- [Given records]
━━━━━━

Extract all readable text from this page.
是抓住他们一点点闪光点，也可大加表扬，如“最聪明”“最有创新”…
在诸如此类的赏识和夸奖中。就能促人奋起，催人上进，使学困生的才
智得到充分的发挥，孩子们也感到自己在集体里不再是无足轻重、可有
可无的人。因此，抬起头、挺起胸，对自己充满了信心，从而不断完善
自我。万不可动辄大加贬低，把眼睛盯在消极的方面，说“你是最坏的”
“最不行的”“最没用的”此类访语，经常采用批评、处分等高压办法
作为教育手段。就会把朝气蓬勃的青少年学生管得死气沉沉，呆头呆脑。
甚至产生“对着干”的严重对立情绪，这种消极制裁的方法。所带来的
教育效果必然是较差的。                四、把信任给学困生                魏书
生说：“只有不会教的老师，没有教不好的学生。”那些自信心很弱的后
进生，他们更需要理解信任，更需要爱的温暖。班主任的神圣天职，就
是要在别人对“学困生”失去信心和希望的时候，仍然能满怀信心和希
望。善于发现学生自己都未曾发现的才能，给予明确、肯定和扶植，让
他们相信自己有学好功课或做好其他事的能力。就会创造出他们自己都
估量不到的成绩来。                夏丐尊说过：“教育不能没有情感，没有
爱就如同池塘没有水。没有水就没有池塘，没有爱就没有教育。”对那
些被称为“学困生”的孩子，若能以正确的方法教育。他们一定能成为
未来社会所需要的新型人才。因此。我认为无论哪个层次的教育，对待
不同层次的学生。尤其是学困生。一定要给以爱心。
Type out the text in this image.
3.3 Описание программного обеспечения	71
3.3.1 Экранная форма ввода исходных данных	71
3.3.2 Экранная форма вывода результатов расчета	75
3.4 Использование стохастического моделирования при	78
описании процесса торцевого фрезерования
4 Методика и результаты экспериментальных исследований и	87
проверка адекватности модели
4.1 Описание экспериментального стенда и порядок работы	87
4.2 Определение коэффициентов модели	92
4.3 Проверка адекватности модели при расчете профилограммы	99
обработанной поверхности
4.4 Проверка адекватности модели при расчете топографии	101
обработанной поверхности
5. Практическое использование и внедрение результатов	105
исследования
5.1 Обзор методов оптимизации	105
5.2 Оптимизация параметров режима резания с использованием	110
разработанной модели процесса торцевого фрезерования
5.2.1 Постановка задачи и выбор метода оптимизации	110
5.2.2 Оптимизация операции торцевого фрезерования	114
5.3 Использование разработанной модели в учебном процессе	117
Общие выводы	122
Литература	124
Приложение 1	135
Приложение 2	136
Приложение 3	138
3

━━━━━━

- [What is asked] Copy down the whole of the data above, matching it exactly.

- [Result of the task]
Extract all readable text from this page.
是抓住他们一点点闪光点，也可大加表扬，如“最聪明”“最有创新”…
在诸如此类的赏识和夸奖中。就能促人奋起，催人上进，使学困生的才
智得到充分的发挥，孩子们也感到自己在集体里不再是无足轻重、可有
可无的人。因此，抬起头、挺起胸，对自己充满了信心，从而不断完善
自我。万不可动辄大加贬低，把眼睛盯在消极的方面，说“你是最坏的”
“最不行的”“最没用的”此类访语，经常采用批评、处分等高压办法
作为教育手段。就会把朝气蓬勃的青少年学生管得死气沉沉，呆头呆脑。
甚至产生“对着干”的严重对立情绪，这种消极制裁的方法。所带来的
教育效果必然是较差的。                四、把信任给学困生                魏书
生说：“只有不会教的老师，没有教不好的学生。”那些自信心很弱的后
进生，他们更需要理解信任，更需要爱的温暖。班主任的神圣天职，就
是要在别人对“学困生”失去信心和希望的时候，仍然能满怀信心和希
望。善于发现学生自己都未曾发现的才能，给予明确、肯定和扶植，让
他们相信自己有学好功课或做好其他事的能力。就会创造出他们自己都
估量不到的成绩来。                夏丐尊说过：“教育不能没有情感，没有
爱就如同池塘没有水。没有水就没有池塘，没有爱就没有教育。”对那
些被称为“学困生”的孩子，若能以正确的方法教育。他们一定能成为
未来社会所需要的新型人才。因此。我认为无论哪个层次的教育，对待
不同层次的学生。尤其是学困生。一定要给以爱心。
Type out the text in this image.
3.3 Описание программного обеспечения	71
3.3.1 Экранная форма ввода исходных данных	71
3.3.2 Экранная форма вывода результатов расчета	75
3.4 Использование стохастического моделирования при	78
описании процесса торцевого фрезерования
4 Методика и результаты экспериментальных исследований и	87
проверка адекватности модели
4.1 Описание экспериментального стенда и порядок работы	87
4.2 Определение коэффициентов модели	92
4.3 Проверка адекватности модели при расчете профилограммы	99
обработанной поверхности
4.4 Проверка адекватности модели при расчете топографии	101
обработанной поверхности
5. Практическое использование и внедрение результатов	105
исследования
5.1 Обзор методов оптимизации	105
5.2 Оптимизация параметров режима резания с использованием	110
разработанной модели процесса торцевого фрезерования
5.2.1 Постановка задачи и выбор метода оптимизации	110
5.2.2 Оптимизация операции торцевого фрезерования	114
5.3 Использование разработанной модели в учебном процессе	117
Общие выводы	122
Литература	124
Приложение 1	135
Приложение 2	136
Приложение 3	138
3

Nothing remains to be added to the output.